### Exercise aim
Across the listing below, count the lines that mention the string "title". Reply with the figure only.

### Exercise inputs
____________

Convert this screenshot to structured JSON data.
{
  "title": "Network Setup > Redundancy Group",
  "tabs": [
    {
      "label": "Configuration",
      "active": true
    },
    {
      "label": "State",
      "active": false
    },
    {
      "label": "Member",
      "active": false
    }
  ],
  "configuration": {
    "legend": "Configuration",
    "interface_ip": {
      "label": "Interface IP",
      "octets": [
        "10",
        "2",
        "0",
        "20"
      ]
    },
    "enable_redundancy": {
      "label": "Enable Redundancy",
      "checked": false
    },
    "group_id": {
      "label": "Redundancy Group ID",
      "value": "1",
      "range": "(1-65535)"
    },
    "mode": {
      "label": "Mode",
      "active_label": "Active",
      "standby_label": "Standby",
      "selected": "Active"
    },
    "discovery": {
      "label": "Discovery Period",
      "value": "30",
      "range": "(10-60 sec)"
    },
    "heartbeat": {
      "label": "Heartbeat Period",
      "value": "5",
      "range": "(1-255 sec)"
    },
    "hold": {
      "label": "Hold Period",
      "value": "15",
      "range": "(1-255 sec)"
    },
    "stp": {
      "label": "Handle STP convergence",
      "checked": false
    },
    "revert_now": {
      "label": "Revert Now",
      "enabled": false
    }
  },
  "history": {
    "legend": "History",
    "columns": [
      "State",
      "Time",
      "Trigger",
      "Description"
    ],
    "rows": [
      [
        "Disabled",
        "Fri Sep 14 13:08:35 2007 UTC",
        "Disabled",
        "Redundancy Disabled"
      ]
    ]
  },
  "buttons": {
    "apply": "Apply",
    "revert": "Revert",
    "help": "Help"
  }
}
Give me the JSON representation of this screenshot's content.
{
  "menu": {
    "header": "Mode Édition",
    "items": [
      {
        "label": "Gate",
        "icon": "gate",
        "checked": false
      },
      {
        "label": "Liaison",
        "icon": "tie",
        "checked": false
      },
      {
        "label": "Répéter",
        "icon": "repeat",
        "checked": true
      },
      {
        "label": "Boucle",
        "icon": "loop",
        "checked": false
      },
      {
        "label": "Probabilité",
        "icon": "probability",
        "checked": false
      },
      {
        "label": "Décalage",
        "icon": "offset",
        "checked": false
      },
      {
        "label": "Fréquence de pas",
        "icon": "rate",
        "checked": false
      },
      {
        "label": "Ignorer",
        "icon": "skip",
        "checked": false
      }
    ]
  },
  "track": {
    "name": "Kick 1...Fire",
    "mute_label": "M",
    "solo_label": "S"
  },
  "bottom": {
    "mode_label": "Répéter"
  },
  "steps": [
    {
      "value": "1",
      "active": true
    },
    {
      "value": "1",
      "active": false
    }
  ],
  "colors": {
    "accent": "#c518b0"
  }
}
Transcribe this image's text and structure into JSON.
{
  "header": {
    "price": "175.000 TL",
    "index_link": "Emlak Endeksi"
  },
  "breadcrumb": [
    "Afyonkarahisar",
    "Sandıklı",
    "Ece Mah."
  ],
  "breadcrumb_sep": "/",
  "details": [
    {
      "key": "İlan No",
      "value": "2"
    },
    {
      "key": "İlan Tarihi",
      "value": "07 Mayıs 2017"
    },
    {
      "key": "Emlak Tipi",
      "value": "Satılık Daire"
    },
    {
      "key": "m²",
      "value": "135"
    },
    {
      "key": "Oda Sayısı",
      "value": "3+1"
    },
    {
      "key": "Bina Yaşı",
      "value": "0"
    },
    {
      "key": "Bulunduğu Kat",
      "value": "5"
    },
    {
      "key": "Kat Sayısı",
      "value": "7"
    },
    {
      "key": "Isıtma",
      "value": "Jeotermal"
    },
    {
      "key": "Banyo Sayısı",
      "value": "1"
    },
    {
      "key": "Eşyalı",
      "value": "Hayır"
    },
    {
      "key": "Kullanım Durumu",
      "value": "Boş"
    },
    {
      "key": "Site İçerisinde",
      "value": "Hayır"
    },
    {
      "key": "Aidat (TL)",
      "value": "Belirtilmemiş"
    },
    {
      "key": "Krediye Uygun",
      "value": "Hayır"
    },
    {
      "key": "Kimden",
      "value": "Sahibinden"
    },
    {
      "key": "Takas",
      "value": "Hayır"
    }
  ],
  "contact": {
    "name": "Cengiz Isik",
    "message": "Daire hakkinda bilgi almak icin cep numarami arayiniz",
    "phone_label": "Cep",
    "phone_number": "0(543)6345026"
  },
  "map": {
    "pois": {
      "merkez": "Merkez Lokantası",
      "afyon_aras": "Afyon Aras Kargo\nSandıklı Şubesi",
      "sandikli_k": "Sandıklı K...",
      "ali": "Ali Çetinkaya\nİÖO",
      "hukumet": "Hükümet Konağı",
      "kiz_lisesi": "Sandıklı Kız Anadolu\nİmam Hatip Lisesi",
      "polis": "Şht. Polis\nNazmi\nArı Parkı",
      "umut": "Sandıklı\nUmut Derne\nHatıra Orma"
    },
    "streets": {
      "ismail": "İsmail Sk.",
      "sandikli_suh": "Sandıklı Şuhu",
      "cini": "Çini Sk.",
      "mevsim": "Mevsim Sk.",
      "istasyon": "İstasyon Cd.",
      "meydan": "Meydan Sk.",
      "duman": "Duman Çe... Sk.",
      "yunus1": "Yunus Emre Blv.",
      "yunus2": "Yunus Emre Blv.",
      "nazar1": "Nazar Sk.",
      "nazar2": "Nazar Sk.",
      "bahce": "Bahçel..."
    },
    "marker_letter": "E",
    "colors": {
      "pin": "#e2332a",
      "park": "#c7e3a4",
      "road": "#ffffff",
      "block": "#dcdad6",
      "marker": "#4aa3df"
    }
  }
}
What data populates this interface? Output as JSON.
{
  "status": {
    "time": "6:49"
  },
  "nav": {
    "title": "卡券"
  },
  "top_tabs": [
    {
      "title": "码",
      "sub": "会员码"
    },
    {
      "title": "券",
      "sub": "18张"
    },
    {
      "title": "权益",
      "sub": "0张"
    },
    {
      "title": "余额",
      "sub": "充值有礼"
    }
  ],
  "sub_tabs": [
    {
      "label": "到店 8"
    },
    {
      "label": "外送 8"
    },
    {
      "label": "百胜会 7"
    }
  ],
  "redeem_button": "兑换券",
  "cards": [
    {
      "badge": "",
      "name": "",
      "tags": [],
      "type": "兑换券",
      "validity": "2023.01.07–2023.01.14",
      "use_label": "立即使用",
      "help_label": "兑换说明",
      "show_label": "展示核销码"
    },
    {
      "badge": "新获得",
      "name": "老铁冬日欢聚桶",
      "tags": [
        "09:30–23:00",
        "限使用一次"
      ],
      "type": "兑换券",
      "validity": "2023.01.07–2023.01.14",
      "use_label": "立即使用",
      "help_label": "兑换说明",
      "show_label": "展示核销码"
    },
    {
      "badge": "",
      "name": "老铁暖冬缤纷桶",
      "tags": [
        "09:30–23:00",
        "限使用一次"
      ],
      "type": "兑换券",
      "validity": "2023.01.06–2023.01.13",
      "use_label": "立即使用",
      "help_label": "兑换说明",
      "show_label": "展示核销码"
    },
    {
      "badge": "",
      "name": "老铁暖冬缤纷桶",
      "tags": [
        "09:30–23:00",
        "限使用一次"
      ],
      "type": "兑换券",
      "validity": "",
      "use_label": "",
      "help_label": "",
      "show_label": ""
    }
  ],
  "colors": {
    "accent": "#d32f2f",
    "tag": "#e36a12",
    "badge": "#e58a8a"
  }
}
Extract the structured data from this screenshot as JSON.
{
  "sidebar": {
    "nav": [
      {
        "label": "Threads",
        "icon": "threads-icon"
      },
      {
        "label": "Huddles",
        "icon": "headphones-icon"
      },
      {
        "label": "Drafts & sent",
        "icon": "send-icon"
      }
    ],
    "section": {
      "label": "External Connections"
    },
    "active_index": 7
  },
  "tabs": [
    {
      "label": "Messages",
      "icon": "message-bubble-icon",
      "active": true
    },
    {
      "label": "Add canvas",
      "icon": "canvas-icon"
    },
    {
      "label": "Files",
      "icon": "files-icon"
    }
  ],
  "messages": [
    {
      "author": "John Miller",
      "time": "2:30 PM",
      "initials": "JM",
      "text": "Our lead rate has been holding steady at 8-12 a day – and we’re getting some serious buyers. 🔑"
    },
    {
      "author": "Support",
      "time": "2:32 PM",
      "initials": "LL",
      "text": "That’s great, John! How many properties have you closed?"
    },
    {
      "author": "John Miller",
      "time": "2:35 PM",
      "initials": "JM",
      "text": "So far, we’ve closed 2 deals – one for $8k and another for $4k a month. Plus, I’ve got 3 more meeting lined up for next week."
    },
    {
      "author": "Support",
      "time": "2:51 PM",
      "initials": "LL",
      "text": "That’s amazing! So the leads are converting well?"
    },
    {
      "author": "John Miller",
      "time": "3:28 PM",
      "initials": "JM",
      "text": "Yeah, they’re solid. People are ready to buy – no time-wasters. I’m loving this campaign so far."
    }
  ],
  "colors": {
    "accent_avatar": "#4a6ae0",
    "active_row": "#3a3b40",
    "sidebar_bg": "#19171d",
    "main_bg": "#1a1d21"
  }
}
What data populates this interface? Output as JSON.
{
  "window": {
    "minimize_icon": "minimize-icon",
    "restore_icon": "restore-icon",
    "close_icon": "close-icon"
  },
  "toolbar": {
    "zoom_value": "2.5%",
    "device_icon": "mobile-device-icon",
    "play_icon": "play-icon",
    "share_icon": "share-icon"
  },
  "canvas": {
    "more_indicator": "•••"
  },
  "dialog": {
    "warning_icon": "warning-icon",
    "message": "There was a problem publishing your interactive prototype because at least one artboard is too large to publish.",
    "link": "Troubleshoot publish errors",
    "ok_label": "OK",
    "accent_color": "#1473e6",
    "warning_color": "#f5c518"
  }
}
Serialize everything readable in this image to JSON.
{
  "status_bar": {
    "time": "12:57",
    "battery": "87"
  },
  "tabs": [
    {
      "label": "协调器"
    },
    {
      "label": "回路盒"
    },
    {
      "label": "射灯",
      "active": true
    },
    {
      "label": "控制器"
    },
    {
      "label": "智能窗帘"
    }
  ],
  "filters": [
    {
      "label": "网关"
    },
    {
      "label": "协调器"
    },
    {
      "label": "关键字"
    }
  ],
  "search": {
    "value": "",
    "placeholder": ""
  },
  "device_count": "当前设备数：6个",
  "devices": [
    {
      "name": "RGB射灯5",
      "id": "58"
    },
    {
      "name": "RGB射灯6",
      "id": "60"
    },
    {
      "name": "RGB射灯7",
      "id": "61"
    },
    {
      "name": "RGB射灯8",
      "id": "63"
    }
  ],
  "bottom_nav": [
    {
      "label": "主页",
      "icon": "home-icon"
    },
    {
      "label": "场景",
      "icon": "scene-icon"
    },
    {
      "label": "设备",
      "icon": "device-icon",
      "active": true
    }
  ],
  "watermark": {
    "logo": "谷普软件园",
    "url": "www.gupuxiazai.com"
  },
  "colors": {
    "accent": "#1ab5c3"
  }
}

____________

### Written answer
6